Extracted data entries

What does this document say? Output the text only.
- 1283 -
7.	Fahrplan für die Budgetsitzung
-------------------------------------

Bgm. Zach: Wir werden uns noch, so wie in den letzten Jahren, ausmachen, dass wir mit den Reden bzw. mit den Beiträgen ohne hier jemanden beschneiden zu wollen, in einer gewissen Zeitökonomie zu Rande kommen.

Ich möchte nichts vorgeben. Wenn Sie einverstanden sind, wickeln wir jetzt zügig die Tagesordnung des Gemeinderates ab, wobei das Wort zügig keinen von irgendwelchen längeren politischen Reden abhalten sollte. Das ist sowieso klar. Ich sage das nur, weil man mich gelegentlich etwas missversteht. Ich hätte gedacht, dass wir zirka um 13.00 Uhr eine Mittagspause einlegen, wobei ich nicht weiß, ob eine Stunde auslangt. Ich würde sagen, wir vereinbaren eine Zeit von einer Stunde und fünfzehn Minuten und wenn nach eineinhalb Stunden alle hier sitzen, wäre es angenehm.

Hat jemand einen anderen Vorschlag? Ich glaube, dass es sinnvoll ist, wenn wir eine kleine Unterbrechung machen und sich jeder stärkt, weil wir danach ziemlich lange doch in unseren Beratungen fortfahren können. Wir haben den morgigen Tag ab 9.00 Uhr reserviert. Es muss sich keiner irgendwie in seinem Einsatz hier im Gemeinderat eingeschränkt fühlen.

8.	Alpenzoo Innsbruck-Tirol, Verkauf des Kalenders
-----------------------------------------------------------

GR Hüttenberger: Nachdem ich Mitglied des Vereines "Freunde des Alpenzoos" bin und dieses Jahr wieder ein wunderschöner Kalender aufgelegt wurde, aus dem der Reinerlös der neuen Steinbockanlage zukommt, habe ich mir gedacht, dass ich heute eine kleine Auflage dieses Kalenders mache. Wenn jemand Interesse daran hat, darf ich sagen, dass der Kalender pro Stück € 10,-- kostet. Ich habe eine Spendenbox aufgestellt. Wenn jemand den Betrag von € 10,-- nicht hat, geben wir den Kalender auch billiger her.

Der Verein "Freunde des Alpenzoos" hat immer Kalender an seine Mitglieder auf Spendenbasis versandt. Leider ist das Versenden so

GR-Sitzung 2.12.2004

#### To be done
Show the lines where the word "Kalenders" appears in the entries.

#### Complete output
8.	Alpenzoo Innsbruck-Tirol, Verkauf des Kalenders
GR Hüttenberger: Nachdem ich Mitglied des Vereines "Freunde des Alpenzoos" bin und dieses Jahr wieder ein wunderschöner Kalender aufgelegt wurde, aus dem der Reinerlös der neuen Steinbockanlage zukommt, habe ich mir gedacht, dass ich heute eine kleine Auflage dieses Kalenders mache. Wenn jemand Interesse daran hat, darf ich sagen, dass der Kalender pro Stück € 10,-- kostet. Ich habe eine Spendenbox aufgestellt. Wenn jemand den Betrag von € 10,-- nicht hat, geben wir den Kalender auch billiger her.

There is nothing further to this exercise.